YOUR OBJECTIVE »
Rewrite these rows with "row-checkbox" swapped for "row-selector" wherever it appears and everything else left as it is. Leave out the pictures.

RECORD LIST »
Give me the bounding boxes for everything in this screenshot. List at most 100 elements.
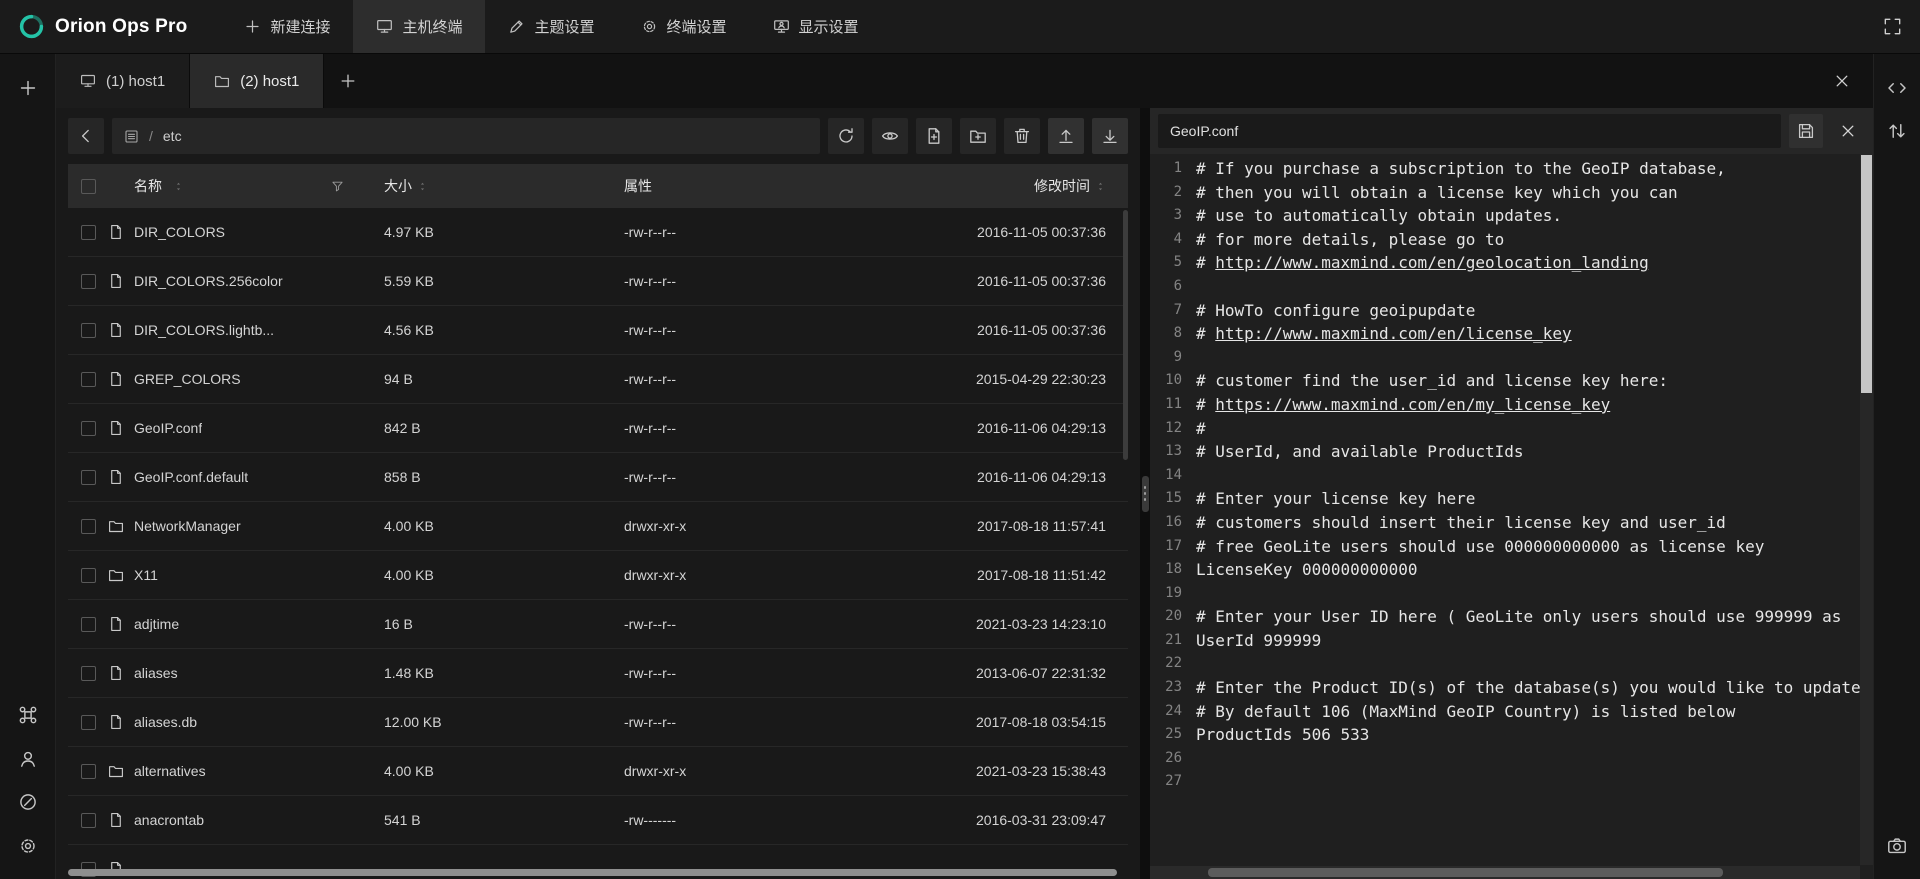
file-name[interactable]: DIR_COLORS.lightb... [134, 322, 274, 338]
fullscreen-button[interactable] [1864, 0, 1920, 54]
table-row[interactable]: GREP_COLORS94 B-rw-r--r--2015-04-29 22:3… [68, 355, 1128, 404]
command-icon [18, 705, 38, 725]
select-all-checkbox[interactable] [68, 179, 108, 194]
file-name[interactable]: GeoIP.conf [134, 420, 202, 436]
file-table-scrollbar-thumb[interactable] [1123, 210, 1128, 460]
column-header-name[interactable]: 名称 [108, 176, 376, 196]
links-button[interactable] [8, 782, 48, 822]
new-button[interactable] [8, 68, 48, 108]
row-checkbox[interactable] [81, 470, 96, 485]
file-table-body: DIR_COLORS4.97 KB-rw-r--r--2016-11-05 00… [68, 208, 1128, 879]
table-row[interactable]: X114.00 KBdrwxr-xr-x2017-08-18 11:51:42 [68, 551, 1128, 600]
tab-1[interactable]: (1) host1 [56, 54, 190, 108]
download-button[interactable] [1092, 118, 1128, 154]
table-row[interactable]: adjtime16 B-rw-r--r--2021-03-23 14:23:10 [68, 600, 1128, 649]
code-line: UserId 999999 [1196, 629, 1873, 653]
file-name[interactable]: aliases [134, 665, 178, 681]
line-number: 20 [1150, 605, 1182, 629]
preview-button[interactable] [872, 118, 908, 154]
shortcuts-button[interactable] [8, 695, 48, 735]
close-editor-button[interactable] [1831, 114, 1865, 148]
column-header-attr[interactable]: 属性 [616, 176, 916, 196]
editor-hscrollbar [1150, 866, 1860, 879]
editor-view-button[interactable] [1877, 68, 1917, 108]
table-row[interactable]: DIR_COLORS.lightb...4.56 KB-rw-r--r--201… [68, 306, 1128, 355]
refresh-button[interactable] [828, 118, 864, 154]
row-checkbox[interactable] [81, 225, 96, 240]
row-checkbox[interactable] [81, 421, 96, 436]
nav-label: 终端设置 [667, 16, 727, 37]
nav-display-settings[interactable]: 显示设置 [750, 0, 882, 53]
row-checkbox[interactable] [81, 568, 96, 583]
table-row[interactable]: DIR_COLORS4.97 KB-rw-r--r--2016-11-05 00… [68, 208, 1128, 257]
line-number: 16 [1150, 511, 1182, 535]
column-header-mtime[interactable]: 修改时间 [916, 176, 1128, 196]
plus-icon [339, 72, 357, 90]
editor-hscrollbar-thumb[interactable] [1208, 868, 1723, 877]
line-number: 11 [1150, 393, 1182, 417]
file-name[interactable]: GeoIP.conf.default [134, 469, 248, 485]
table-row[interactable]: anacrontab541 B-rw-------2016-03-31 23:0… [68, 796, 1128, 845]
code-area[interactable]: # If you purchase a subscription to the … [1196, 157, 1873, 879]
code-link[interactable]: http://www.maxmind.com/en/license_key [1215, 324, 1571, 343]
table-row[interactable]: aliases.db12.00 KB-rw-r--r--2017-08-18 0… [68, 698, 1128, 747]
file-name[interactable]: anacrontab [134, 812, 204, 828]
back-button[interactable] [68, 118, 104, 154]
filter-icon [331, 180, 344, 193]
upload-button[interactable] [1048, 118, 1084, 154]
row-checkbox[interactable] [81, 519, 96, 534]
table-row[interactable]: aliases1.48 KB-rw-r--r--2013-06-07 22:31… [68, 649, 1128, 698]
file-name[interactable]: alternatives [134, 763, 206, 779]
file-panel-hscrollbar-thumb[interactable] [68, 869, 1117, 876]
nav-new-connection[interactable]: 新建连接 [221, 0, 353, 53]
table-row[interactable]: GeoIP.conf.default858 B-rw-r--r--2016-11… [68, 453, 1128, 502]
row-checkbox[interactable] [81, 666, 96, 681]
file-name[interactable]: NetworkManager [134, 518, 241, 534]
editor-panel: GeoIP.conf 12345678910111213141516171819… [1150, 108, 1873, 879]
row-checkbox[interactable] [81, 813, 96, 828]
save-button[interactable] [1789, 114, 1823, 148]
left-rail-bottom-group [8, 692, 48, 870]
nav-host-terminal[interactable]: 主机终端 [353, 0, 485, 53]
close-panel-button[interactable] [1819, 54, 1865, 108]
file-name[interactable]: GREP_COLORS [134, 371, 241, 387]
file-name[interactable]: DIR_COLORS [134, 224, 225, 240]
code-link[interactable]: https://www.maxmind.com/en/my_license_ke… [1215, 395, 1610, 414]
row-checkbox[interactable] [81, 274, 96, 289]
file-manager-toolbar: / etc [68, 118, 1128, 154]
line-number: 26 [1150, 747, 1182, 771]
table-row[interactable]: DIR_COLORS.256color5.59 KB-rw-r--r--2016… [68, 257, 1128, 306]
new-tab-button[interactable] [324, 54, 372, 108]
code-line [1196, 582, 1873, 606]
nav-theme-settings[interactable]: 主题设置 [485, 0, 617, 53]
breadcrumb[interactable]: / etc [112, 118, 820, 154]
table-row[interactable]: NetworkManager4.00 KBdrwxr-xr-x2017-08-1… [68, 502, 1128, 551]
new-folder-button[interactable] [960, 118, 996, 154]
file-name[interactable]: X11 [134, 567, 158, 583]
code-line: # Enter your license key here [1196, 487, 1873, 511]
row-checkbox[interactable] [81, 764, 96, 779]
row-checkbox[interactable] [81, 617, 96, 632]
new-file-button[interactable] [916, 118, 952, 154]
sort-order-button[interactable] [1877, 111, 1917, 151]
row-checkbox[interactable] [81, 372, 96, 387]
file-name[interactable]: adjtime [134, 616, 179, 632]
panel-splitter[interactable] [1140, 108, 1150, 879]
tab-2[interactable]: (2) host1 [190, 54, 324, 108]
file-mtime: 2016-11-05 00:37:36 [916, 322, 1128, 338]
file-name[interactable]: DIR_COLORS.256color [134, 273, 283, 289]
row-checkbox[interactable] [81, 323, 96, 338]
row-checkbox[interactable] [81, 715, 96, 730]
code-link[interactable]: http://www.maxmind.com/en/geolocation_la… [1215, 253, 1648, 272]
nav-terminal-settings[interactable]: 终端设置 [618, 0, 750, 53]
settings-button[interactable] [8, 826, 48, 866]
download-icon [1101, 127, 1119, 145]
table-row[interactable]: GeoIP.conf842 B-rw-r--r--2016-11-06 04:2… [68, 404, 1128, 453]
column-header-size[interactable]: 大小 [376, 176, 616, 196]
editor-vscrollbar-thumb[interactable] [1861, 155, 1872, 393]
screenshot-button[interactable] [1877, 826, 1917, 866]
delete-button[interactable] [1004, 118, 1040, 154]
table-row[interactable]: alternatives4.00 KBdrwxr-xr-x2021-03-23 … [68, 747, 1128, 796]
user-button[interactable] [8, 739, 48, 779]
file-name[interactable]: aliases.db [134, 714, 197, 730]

COMPLETED TASK »
Give me the bounding boxes for everything in this screenshot. List at most 100 elements.
file-name[interactable]: DIR_COLORS.lightb... [134, 322, 274, 338]
fullscreen-button[interactable] [1864, 0, 1920, 54]
table-row[interactable]: GREP_COLORS94 B-rw-r--r--2015-04-29 22:3… [68, 355, 1128, 404]
command-icon [18, 705, 38, 725]
select-all-checkbox[interactable] [68, 179, 108, 194]
file-name[interactable]: GeoIP.conf [134, 420, 202, 436]
file-table-scrollbar-thumb[interactable] [1123, 210, 1128, 460]
column-header-name[interactable]: 名称 [108, 176, 376, 196]
links-button[interactable] [8, 782, 48, 822]
new-button[interactable] [8, 68, 48, 108]
row-selector[interactable] [81, 470, 96, 485]
file-table-body: DIR_COLORS4.97 KB-rw-r--r--2016-11-05 00… [68, 208, 1128, 879]
table-row[interactable]: X114.00 KBdrwxr-xr-x2017-08-18 11:51:42 [68, 551, 1128, 600]
tab-1[interactable]: (1) host1 [56, 54, 190, 108]
download-button[interactable] [1092, 118, 1128, 154]
table-row[interactable]: adjtime16 B-rw-r--r--2021-03-23 14:23:10 [68, 600, 1128, 649]
code-line: UserId 999999 [1196, 629, 1873, 653]
file-name[interactable]: aliases [134, 665, 178, 681]
line-number: 20 [1150, 605, 1182, 629]
preview-button[interactable] [872, 118, 908, 154]
shortcuts-button[interactable] [8, 695, 48, 735]
close-editor-button[interactable] [1831, 114, 1865, 148]
column-header-attr[interactable]: 属性 [616, 176, 916, 196]
editor-hscrollbar [1150, 866, 1860, 879]
editor-view-button[interactable] [1877, 68, 1917, 108]
table-row[interactable]: DIR_COLORS.lightb...4.56 KB-rw-r--r--201… [68, 306, 1128, 355]
refresh-button[interactable] [828, 118, 864, 154]
row-selector[interactable] [81, 225, 96, 240]
row-selector[interactable] [81, 421, 96, 436]
nav-label: 终端设置 [667, 16, 727, 37]
nav-display-settings[interactable]: 显示设置 [750, 0, 882, 53]
row-selector[interactable] [81, 568, 96, 583]
table-row[interactable]: DIR_COLORS4.97 KB-rw-r--r--2016-11-05 00… [68, 208, 1128, 257]
line-number: 16 [1150, 511, 1182, 535]
column-header-mtime[interactable]: 修改时间 [916, 176, 1128, 196]
plus-icon [339, 72, 357, 90]
editor-hscrollbar-thumb[interactable] [1208, 868, 1723, 877]
line-number: 11 [1150, 393, 1182, 417]
file-name[interactable]: GeoIP.conf.default [134, 469, 248, 485]
table-row[interactable]: anacrontab541 B-rw-------2016-03-31 23:0… [68, 796, 1128, 845]
code-area[interactable]: # If you purchase a subscription to the … [1196, 157, 1873, 879]
code-link[interactable]: http://www.maxmind.com/en/license_key [1215, 324, 1571, 343]
table-row[interactable]: aliases.db12.00 KB-rw-r--r--2017-08-18 0… [68, 698, 1128, 747]
file-name[interactable]: anacrontab [134, 812, 204, 828]
back-button[interactable] [68, 118, 104, 154]
filter-icon [331, 180, 344, 193]
upload-button[interactable] [1048, 118, 1084, 154]
row-selector[interactable] [81, 519, 96, 534]
table-row[interactable]: aliases1.48 KB-rw-r--r--2013-06-07 22:31… [68, 649, 1128, 698]
file-name[interactable]: alternatives [134, 763, 206, 779]
file-panel-hscrollbar-thumb[interactable] [68, 869, 1117, 876]
nav-new-connection[interactable]: 新建连接 [221, 0, 353, 53]
table-row[interactable]: GeoIP.conf.default858 B-rw-r--r--2016-11… [68, 453, 1128, 502]
row-selector[interactable] [81, 666, 96, 681]
file-name[interactable]: NetworkManager [134, 518, 241, 534]
editor-panel: GeoIP.conf 12345678910111213141516171819… [1150, 108, 1873, 879]
row-selector[interactable] [81, 813, 96, 828]
save-button[interactable] [1789, 114, 1823, 148]
left-rail-bottom-group [8, 692, 48, 870]
nav-host-terminal[interactable]: 主机终端 [353, 0, 485, 53]
close-panel-button[interactable] [1819, 54, 1865, 108]
file-name[interactable]: GREP_COLORS [134, 371, 241, 387]
file-name[interactable]: DIR_COLORS [134, 224, 225, 240]
code-link[interactable]: https://www.maxmind.com/en/my_license_ke… [1215, 395, 1610, 414]
row-selector[interactable] [81, 274, 96, 289]
file-manager-toolbar: / etc [68, 118, 1128, 154]
line-number: 26 [1150, 747, 1182, 771]
table-row[interactable]: DIR_COLORS.256color5.59 KB-rw-r--r--2016… [68, 257, 1128, 306]
new-tab-button[interactable] [324, 54, 372, 108]
code-line [1196, 582, 1873, 606]
nav-theme-settings[interactable]: 主题设置 [485, 0, 617, 53]
breadcrumb[interactable]: / etc [112, 118, 820, 154]
table-row[interactable]: NetworkManager4.00 KBdrwxr-xr-x2017-08-1… [68, 502, 1128, 551]
new-folder-button[interactable] [960, 118, 996, 154]
file-name[interactable]: X11 [134, 567, 158, 583]
code-line: # Enter your license key here [1196, 487, 1873, 511]
row-selector[interactable] [81, 764, 96, 779]
row-selector[interactable] [81, 617, 96, 632]
new-file-button[interactable] [916, 118, 952, 154]
sort-order-button[interactable] [1877, 111, 1917, 151]
row-selector[interactable] [81, 372, 96, 387]
file-name[interactable]: adjtime [134, 616, 179, 632]
panel-splitter[interactable] [1140, 108, 1150, 879]
tab-2[interactable]: (2) host1 [190, 54, 324, 108]
file-mtime: 2016-11-05 00:37:36 [916, 322, 1128, 338]
file-name[interactable]: DIR_COLORS.256color [134, 273, 283, 289]
row-selector[interactable] [81, 323, 96, 338]
row-selector[interactable] [81, 715, 96, 730]
code-link[interactable]: http://www.maxmind.com/en/geolocation_la… [1215, 253, 1648, 272]
nav-terminal-settings[interactable]: 终端设置 [618, 0, 750, 53]
settings-button[interactable] [8, 826, 48, 866]
download-icon [1101, 127, 1119, 145]
table-row[interactable]: GeoIP.conf842 B-rw-r--r--2016-11-06 04:2… [68, 404, 1128, 453]
column-header-size[interactable]: 大小 [376, 176, 616, 196]
editor-vscrollbar-thumb[interactable] [1861, 155, 1872, 393]
screenshot-button[interactable] [1877, 826, 1917, 866]
delete-button[interactable] [1004, 118, 1040, 154]
table-row[interactable]: alternatives4.00 KBdrwxr-xr-x2021-03-23 … [68, 747, 1128, 796]
user-button[interactable] [8, 739, 48, 779]
file-name[interactable]: aliases.db [134, 714, 197, 730]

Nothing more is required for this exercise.